[Dataset excerpt]
++++++++++++++++++++
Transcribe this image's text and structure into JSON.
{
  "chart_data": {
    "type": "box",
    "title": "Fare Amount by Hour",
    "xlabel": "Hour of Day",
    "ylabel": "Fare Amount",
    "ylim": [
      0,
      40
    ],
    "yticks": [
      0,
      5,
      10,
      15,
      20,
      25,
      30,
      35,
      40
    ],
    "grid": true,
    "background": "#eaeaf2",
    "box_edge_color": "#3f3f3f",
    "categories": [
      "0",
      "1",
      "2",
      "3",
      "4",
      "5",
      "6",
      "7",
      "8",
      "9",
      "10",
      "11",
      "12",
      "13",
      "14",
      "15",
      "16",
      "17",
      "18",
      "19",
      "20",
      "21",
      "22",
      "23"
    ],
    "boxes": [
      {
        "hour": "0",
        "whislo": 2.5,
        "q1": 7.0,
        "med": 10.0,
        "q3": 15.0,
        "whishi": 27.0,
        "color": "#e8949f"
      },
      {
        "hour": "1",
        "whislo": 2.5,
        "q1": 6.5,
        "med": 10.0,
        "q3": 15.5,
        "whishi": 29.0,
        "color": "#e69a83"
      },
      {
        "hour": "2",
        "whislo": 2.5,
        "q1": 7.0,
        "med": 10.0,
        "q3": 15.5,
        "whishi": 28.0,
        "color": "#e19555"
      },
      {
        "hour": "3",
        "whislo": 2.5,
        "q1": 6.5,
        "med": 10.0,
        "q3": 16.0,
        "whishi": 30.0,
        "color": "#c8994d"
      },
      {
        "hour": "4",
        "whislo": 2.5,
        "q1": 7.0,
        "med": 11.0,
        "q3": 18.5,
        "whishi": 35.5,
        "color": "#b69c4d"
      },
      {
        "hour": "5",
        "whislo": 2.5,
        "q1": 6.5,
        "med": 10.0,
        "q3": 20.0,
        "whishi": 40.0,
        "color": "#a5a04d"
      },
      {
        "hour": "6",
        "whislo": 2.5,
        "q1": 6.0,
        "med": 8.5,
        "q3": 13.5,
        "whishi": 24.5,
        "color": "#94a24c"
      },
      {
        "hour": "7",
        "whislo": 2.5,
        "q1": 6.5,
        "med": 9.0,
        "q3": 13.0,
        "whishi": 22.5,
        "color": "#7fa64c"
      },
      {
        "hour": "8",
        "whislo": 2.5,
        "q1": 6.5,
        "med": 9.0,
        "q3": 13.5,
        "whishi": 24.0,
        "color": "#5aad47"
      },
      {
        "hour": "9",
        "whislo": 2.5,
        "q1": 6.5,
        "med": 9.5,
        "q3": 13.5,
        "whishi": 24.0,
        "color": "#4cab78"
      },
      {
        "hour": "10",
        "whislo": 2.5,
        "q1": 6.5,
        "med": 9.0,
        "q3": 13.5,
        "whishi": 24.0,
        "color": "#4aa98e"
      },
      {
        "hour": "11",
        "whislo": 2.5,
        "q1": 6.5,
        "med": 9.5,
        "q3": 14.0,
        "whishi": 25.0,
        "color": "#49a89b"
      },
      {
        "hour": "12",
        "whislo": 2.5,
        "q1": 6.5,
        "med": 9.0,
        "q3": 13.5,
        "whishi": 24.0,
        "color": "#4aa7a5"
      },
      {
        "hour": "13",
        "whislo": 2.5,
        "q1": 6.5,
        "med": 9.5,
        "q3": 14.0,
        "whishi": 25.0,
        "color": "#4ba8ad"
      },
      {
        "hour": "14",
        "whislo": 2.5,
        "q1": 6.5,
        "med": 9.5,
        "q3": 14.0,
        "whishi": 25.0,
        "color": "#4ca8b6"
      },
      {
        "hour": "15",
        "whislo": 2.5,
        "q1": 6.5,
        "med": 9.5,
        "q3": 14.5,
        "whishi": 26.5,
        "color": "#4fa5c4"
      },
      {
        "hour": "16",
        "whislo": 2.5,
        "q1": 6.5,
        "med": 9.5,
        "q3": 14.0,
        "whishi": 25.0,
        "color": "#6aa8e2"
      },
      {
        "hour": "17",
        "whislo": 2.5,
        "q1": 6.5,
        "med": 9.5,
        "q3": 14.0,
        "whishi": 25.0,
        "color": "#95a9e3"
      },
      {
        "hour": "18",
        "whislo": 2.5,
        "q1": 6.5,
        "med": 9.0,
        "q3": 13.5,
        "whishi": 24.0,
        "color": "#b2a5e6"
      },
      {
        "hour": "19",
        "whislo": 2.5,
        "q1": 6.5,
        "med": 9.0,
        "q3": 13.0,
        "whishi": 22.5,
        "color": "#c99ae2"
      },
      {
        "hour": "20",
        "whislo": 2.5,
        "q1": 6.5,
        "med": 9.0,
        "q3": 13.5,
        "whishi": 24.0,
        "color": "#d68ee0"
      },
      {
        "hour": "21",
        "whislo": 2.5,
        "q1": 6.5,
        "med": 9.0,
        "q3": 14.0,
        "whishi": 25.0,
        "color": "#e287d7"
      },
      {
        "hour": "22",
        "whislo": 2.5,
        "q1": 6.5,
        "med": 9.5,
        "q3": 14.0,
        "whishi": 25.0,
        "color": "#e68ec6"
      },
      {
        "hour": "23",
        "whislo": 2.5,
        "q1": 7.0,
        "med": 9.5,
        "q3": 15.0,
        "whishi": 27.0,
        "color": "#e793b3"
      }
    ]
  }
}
++++++++++++++++++++
What you should do -> Gather each line in these records that contains the string "Fare".

Correct result ->
    "title": "Fare Amount by Hour",
    "ylabel": "Fare Amount",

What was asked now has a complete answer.